Goal 1:
In the database sharding text, which tool did the team use to bring sharding into their Rails app?
Goal 2:
Update the database sharding text from "class ApplicationController <" to "DataFabric.activate_shard(:shard => merchant.shard, &block)", replacing "around_filter" with "around_action".

## Begin Document extract

Over the next year, we performed the following upgrades:

  • Tweaked our configs around checkpoints, shared buffers, work_mem and more (this is a great start: Tuning Your PostgreSQL Server)
  • Moved the Write Ahead Log (WAL) to its own partition (so fsyncs of the WAL don’t flush all of the dirty data files)
  • Moved the WAL to its own pair of disks (so the sequential writes of the WAL are not slowed down by the random read/write of the data files)
  • Added more RAM
  • Moved to better servers (24 cores, 16 disks, even more RAM)
  • Added more RAM again (kept adding to keep the working set in RAM)

Fall 2011: Sharding

These incremental improvements worked great for a long time, and our database was able to keep up with our ever increasing volume. In the summer of 2011, we started to feel like our traffic was going to outgrow a single server. We could keep buying better hardware, but we knew there was a limit.

We talked about a lot of different solutions, and in the end, we decided to horizontally shard our database by merchant. A merchant’s traffic would all live on one shard to make querying easier, but different merchants would live on different shards.

We used data_fabric to introduce sharding into our Rails app. data_fabric lets you specify which models are sharded, and gives you methods for activating a specific shard. In conjunction with data_fabric, we also wrote a fair amount of custom code for sharding. We sharded every table except for a handful of global tables, such as merchants and users. Since almost every URL has the merchant id in it, we were able to activate shards in application_controller.rb for 99% of our traffic with code that looked roughly like:

class ApplicationController < ActionController::Base
  around_filter :activate_shard
 
  def activate_shard(&block)
    merchant = Merchant.find_by_public_id(params[:merchant_id])
    DataFabric.activate_shard(:shard => merchant.shard, &block)
  end
end

Making our code work with sharding was only half the battle. We still had to migrate merchants to a different shard (without downtime). We did this with londiste, a statement-based replication tool. We set up the new database servers and used londiste to mirror the entire database between the current cluster (which we renamed to shard 0) and the new cluster (shard 1).

## End Document extract
## Begin Entries shown

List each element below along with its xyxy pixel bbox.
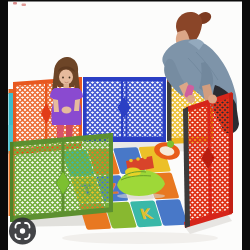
girl-eye [62, 77, 64, 79]
woman-right-hand [208, 95, 217, 104]
panel-front-right-red [183, 92, 233, 228]
blue-panel-left-post [83, 77, 87, 142]
girl-hands [62, 107, 72, 114]
tile-scallop [136, 157, 140, 161]
screenshot: Z T K K [0, 0, 250, 250]
blue-panel-top-rail [83, 77, 166, 81]
hinge-post [167, 77, 172, 141]
panel-front-green [10, 133, 113, 222]
red-panel-right-post [229, 93, 233, 214]
green-panel-right-post [109, 133, 113, 212]
photo-edge-speck [13, 2, 17, 5]
green-panel-left-post [10, 142, 14, 222]
google-lens-icon-dot [20, 228, 25, 233]
girl-eye [69, 77, 71, 79]
girl-neck [64, 84, 70, 88]
tile-scallop [129, 159, 133, 163]
google-lens-button[interactable] [9, 218, 36, 245]
girl-face [59, 70, 73, 85]
blue-panel-right-post [163, 77, 167, 142]
photo-edge-speck [22, 4, 27, 7]
tile-scallop [143, 156, 147, 160]
photo-illustration: Z T K K [0, 0, 250, 250]
woman-left-hand [187, 95, 195, 103]
panel-back-blue [83, 77, 166, 142]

## End Entries shown

Worked answer 1:
data_fabric

Worked answer 2:
class ApplicationController < ActionController::Base
  around_action :activate_shard
 
  def activate_shard(&block)
    merchant = Merchant.find_by_public_id(params[:merchant_id])
    DataFabric.activate_shard(:shard => merchant.shard, &block)